◆ Written instruction
Only the lines holding the string "медико" are needed. Copy each one.
== Given entries
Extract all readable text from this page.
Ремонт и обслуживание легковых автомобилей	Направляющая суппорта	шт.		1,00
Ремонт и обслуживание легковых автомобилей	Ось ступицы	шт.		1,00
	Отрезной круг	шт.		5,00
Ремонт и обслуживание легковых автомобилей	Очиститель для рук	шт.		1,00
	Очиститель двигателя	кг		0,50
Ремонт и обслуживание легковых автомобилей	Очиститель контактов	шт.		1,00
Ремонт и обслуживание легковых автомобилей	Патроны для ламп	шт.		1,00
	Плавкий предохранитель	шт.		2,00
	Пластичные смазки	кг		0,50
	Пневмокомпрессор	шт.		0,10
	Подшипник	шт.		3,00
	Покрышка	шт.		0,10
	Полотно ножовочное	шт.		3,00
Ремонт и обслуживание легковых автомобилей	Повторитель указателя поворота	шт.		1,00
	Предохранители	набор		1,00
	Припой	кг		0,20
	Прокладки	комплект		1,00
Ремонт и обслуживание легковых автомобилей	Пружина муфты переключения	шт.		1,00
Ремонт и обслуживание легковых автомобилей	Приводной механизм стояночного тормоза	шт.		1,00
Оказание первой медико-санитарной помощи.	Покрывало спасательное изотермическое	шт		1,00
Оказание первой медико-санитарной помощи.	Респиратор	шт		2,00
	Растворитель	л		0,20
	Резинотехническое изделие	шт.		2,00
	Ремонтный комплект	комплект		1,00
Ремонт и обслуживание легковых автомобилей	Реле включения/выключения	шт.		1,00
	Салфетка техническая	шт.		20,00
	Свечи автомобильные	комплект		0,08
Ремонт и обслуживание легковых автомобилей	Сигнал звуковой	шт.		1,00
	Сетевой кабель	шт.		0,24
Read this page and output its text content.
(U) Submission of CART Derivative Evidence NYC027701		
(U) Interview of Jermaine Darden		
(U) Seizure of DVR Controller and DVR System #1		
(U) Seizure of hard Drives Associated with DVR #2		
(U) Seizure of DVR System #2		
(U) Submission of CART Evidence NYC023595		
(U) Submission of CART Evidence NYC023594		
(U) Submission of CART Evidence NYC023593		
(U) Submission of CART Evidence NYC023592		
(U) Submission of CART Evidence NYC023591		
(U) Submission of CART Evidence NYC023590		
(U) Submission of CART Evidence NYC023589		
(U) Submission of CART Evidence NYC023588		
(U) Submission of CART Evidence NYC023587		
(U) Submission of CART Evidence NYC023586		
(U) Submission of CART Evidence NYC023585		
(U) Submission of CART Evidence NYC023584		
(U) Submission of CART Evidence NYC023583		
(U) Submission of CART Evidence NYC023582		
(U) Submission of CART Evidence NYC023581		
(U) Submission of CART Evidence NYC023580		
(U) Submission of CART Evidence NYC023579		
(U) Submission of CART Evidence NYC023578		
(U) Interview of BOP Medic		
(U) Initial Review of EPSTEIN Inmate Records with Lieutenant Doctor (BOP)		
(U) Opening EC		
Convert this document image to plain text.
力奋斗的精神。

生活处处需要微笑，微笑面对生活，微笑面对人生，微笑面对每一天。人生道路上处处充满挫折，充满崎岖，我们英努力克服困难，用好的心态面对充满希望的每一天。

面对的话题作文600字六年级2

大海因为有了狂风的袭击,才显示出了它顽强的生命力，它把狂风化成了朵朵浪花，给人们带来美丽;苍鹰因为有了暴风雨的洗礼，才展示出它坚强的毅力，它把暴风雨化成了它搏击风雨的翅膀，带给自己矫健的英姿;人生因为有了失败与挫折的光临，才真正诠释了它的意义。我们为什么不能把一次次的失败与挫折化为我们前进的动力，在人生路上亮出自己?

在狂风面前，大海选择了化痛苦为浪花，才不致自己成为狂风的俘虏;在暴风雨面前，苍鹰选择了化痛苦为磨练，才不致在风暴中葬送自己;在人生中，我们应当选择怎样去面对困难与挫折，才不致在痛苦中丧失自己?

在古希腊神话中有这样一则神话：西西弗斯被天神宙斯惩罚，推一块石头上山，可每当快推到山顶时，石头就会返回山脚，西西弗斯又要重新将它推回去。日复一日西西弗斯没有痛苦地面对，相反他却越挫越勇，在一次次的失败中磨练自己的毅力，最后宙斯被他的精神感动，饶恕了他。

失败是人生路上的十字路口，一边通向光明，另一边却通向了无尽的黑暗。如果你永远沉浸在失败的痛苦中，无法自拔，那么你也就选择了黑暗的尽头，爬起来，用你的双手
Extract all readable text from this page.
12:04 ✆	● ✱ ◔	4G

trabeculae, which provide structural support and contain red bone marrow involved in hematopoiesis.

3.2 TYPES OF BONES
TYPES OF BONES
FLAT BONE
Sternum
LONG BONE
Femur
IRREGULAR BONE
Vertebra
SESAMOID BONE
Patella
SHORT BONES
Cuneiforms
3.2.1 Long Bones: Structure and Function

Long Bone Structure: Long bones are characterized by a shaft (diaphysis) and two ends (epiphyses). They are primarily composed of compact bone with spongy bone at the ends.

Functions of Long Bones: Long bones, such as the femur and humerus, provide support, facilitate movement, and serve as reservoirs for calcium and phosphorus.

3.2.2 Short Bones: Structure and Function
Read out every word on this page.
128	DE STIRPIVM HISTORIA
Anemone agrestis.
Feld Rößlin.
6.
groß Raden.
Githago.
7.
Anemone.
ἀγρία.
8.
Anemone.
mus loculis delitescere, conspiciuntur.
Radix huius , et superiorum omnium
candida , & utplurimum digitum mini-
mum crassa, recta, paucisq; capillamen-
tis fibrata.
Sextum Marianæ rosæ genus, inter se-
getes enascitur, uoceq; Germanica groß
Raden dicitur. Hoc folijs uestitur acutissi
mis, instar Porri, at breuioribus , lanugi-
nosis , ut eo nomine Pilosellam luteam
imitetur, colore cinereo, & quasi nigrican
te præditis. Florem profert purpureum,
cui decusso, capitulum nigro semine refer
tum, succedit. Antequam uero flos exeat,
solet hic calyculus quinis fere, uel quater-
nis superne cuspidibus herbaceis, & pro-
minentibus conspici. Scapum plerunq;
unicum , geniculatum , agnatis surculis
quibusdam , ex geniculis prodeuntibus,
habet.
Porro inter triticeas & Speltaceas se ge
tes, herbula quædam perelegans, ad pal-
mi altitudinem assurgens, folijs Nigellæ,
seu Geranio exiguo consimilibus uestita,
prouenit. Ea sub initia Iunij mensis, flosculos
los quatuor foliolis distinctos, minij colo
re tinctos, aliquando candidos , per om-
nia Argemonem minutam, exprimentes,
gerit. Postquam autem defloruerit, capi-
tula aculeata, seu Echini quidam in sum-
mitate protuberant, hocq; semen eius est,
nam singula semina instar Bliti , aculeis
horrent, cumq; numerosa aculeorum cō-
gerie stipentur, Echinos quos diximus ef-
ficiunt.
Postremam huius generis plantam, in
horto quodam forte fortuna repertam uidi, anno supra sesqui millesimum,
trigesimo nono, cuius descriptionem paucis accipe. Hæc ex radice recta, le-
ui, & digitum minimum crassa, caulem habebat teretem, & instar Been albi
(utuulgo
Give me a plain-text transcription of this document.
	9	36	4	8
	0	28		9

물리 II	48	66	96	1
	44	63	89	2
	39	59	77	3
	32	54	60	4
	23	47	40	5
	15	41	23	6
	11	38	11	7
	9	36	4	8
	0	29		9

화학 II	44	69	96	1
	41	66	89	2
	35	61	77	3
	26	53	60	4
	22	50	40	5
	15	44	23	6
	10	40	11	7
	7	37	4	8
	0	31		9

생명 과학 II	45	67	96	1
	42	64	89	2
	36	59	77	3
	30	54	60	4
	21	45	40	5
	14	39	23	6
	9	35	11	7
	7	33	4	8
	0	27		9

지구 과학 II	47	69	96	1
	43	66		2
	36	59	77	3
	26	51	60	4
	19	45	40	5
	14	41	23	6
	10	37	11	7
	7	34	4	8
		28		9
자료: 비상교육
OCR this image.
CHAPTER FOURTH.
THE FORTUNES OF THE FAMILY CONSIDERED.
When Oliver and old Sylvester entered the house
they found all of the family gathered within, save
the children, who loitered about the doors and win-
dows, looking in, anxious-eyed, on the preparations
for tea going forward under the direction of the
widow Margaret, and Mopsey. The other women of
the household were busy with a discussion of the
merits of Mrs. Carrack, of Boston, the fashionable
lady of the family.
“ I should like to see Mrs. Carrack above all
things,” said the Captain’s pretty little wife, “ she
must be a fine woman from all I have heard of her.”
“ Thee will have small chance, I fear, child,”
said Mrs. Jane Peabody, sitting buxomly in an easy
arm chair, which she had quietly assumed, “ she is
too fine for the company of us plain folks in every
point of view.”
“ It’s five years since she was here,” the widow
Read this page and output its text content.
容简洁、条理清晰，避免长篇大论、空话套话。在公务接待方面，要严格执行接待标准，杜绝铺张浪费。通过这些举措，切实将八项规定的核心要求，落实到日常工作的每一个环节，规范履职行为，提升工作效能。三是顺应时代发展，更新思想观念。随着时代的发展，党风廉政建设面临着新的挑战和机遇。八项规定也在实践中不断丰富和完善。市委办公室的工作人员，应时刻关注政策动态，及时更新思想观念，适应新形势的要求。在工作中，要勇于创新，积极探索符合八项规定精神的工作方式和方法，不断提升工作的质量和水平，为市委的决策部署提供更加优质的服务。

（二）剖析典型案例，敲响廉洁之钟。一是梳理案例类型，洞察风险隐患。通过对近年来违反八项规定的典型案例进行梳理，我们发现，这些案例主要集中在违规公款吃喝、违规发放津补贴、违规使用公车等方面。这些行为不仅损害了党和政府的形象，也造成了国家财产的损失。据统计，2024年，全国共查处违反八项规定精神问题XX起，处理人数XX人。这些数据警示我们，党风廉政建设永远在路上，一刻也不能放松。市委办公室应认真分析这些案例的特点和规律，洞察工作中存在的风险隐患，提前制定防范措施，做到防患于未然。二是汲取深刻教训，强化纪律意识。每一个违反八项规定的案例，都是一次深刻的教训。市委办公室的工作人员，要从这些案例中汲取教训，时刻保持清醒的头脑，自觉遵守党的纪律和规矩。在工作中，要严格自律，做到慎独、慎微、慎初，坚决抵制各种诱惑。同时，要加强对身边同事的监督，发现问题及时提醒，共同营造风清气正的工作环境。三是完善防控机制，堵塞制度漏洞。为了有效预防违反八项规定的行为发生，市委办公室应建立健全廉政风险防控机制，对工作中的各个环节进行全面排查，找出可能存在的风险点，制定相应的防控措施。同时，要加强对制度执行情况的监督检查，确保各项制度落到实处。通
====
◆ Complete output
Оказание первой медико-санитарной помощи.	Покрывало спасательное изотермическое	шт		1,00
Оказание первой медико-санитарной помощи.	Респиратор	шт		2,00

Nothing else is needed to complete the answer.